> **GOAL**
Work through the material below and count the lines holding the word "this"; give that count and nothing more.

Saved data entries

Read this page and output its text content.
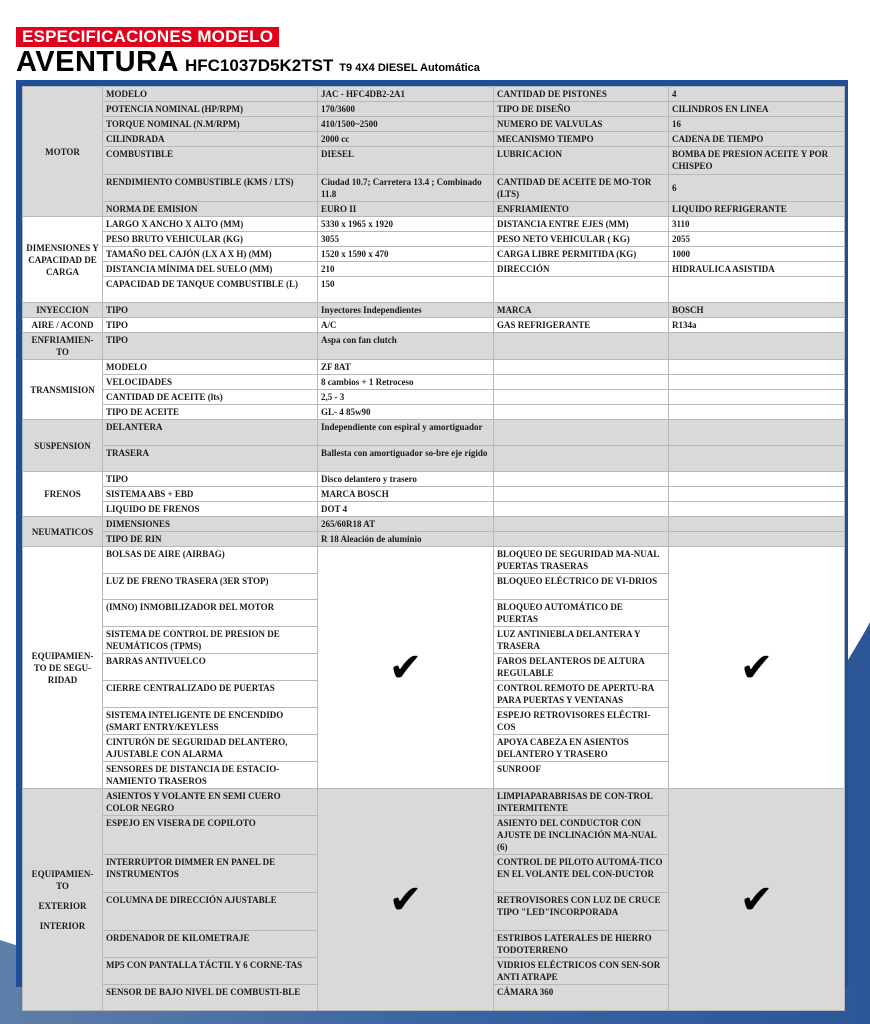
ESPECIFICACIONES MODELO
AVENTURA HFC1037D5K2TST T9 4X4 DIESEL Automática
MOTOR	MODELO	JAC - HFC4DB2-2A1	CANTIDAD DE PISTONES	4
	POTENCIA NOMINAL (HP/RPM)	170/3600	TIPO DE DISEÑO	CILINDROS EN LINEA
	TORQUE NOMINAL (N.M/RPM)	410/1500~2500	NUMERO DE VALVULAS	16
	CILINDRADA	2000 cc	MECANISMO TIEMPO	CADENA DE TIEMPO
	COMBUSTIBLE	DIESEL	LUBRICACION	BOMBA DE PRESION ACEITE Y POR CHISPEO
	RENDIMIENTO COMBUSTIBLE (KMS / LTS)	Ciudad 10.7; Carretera 13.4 ; Combinado 11.8	CANTIDAD DE ACEITE DE MO-TOR (LTS)	6
	NORMA DE EMISION	EURO II	ENFRIAMIENTO	LIQUIDO REFRIGERANTE
DIMENSIONES Y CAPACIDAD DE CARGA	LARGO X ANCHO X ALTO (MM)	5330 x 1965 x 1920	DISTANCIA ENTRE EJES (MM)	3110
	PESO BRUTO VEHICULAR (KG)	3055	PESO NETO VEHICULAR ( KG)	2055
	TAMAÑO DEL CAJÓN (LX A X H) (MM)	1520 x 1590 x 470	CARGA LIBRE PERMITIDA (KG)	1000
	DISTANCIA MÍNIMA DEL SUELO (MM)	210	DIRECCIÓN	HIDRAULICA ASISTIDA
	CAPACIDAD DE TANQUE COMBUSTIBLE (L)	150		
INYECCION	TIPO	Inyectores Independientes	MARCA	BOSCH
AIRE / ACOND	TIPO	A/C	GAS REFRIGERANTE	R134a
ENFRIAMIEN-TO	TIPO	Aspa con fan clutch		
TRANSMISION	MODELO	ZF 8AT		
	VELOCIDADES	8 cambios + 1 Retroceso		
	CANTIDAD DE ACEITE (lts)	2,5 - 3		
	TIPO DE ACEITE	GL- 4 85w90		
SUSPENSION	DELANTERA	Independiente con espiral y amortiguador		
	TRASERA	Ballesta con amortiguador so-bre eje rígido		
FRENOS	TIPO	Disco delantero y trasero		
	SISTEMA ABS + EBD	MARCA BOSCH		
	LIQUIDO DE FRENOS	DOT 4		
NEUMATICOS	DIMENSIONES	265/60R18 AT		
	TIPO DE RIN	R 18 Aleación de aluminio		
EQUIPAMIEN-TO DE SEGU-RIDAD	BOLSAS DE AIRE (AIRBAG)	✔	BLOQUEO DE SEGURIDAD MA-NUAL PUERTAS TRASERAS	✔
	LUZ DE FRENO TRASERA (3ER STOP)		BLOQUEO ELÉCTRICO DE VI-DRIOS	
	(IMNO) INMOBILIZADOR DEL MOTOR		BLOQUEO AUTOMÁTICO DE PUERTAS	
	SISTEMA DE CONTROL DE PRESION DE NEUMÁTICOS (TPMS)		LUZ ANTINIEBLA DELANTERA Y TRASERA	
	BARRAS ANTIVUELCO		FAROS DELANTEROS DE ALTURA REGULABLE	
	CIERRE CENTRALIZADO DE PUERTAS		CONTROL REMOTO DE APERTU-RA PARA PUERTAS Y VENTANAS	
	SISTEMA INTELIGENTE DE ENCENDIDO (SMART ENTRY/KEYLESS		ESPEJO RETROVISORES ELÉCTRI-COS	
	CINTURÓN DE SEGURIDAD DELANTERO, AJUSTABLE CON ALARMA		APOYA CABEZA EN ASIENTOS DELANTERO Y TRASERO	
	SENSORES DE DISTANCIA DE ESTACIO-NAMIENTO TRASEROS		SUNROOF	

EQUIPAMIEN-TO
EXTERIOR
INTERIOR	ASIENTOS Y VOLANTE EN SEMI CUERO COLOR NEGRO	✔	LIMPIAPARABRISAS DE CON-TROL INTERMITENTE	✔
	ESPEJO EN VISERA DE COPILOTO		ASIENTO DEL CONDUCTOR CON AJUSTE DE INCLINACIÓN MA-NUAL (6)	
	INTERRUPTOR DIMMER EN PANEL DE INSTRUMENTOS		CONTROL DE PILOTO AUTOMÁ-TICO EN EL VOLANTE DEL CON-DUCTOR	
	COLUMNA DE DIRECCIÓN AJUSTABLE		RETROVISORES CON LUZ DE CRUCE TIPO "LED"INCORPORADA	
	ORDENADOR DE KILOMETRAJE		ESTRIBOS LATERALES DE HIERRO TODOTERRENO	
	MP5 CON PANTALLA TÁCTIL Y 6 CORNE-TAS		VIDRIOS ELÉCTRICOS CON SEN-SOR ANTI ATRAPE	
	SENSOR DE BAJO NIVEL DE COMBUSTI-BLE		CÁMARA 360	
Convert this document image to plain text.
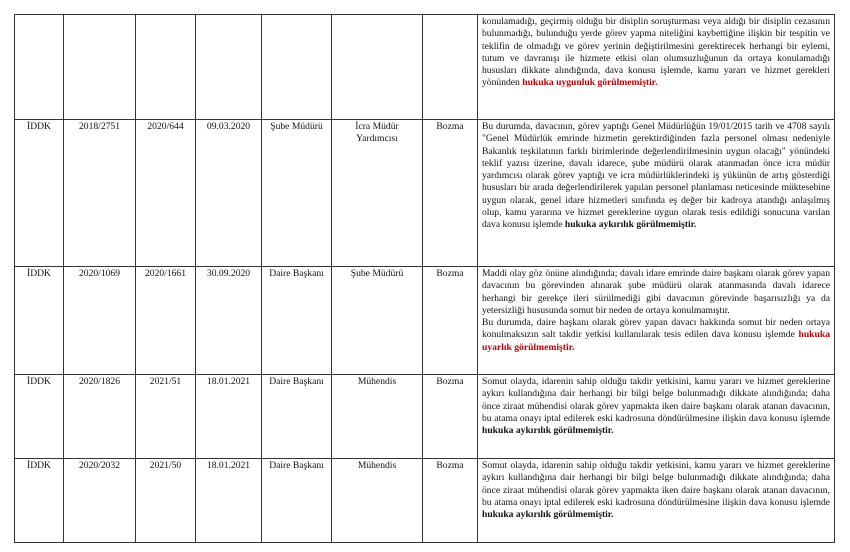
							konulamadığı, geçirmiş olduğu bir disiplin soruşturması veya aldığı bir disiplin cezasının bulunmadığı, bulunduğu yerde görev yapma niteliğini kaybettiğine ilişkin bir tespitin ve teklifin de olmadığı ve görev yerinin değiştirilmesini gerektirecek herhangi bir eylemi, tutum ve davranışı ile hizmete etkisi olan olumsuzluğunun da ortaya konulamadığı hususları dikkate alındığında, dava konusu işlemde, kamu yararı ve hizmet gerekleri yönünden hukuka uygunluk görülmemiştir.

İDDK	2018/2751	2020/644	09.03.2020	Şube Müdürü	İcra Müdür Yardımcısı	Bozma	Bu durumda, davacının, görev yaptığı Genel Müdürlüğün 19/01/2015 tarih ve 4708 sayılı "Genel Müdürlük emrinde hizmetin gerektirdiğinden fazla personel olması nedeniyle Bakanlık teşkilatının farklı birimlerinde değerlendirilmesinin uygun olacağı" yönündeki teklif yazısı üzerine, davalı idarece, şube müdürü olarak atanmadan önce icra müdür yardımcısı olarak görev yaptığı ve icra müdürlüklerindeki iş yükünün de artış gösterdiği hususları bir arada değerlendirilerek yapılan personel planlaması neticesinde müktesebine uygun olarak, genel idare hizmetleri sınıfında eş değer bir kadroya atandığı anlaşılmış olup, kamu yararına ve hizmet gereklerine uygun olarak tesis edildiği sonucuna varılan dava konusu işlemde hukuka aykırılık görülmemiştir.

İDDK	2020/1069	2020/1661	30.09.2020	Daire Başkanı	Şube Müdürü	Bozma	Maddi olay göz önüne alındığında; davalı idare emrinde daire başkanı olarak görev yapan davacının bu görevinden alınarak şube müdürü olarak atanmasında davalı idarece herhangi bir gerekçe ileri sürülmediği gibi davacının görevinde başarısızlığı ya da yetersizliği hususunda somut bir neden de ortaya konulmamıştır.

Bu durumda, daire başkanı olarak görev yapan davacı hakkında somut bir neden ortaya konulmaksızın salt takdir yetkisi kullanılarak tesis edilen dava konusu işlemde hukuka uyarlık görülmemiştir.

İDDK	2020/1826	2021/51	18.01.2021	Daire Başkanı	Mühendis	Bozma	Somut olayda, idarenin sahip olduğu takdir yetkisini, kamu yararı ve hizmet gereklerine aykırı kullandığına dair herhangi bir bilgi belge bulunmadığı dikkate alındığında; daha önce ziraat mühendisi olarak görev yapmakta iken daire başkanı olarak atanan davacının, bu atama onayı iptal edilerek eski kadrosuna döndürülmesine ilişkin dava konusu işlemde hukuka aykırılık görülmemiştir.

İDDK	2020/2032	2021/50	18.01.2021	Daire Başkanı	Mühendis	Bozma	Somut olayda, idarenin sahip olduğu takdir yetkisini, kamu yararı ve hizmet gereklerine aykırı kullandığına dair herhangi bir bilgi belge bulunmadığı dikkate alındığında; daha önce ziraat mühendisi olarak görev yapmakta iken daire başkanı olarak atanan davacının, bu atama onayı iptal edilerek eski kadrosuna döndürülmesine ilişkin dava konusu işlemde hukuka aykırılık görülmemiştir.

> **WRITTEN SOLUTION**
2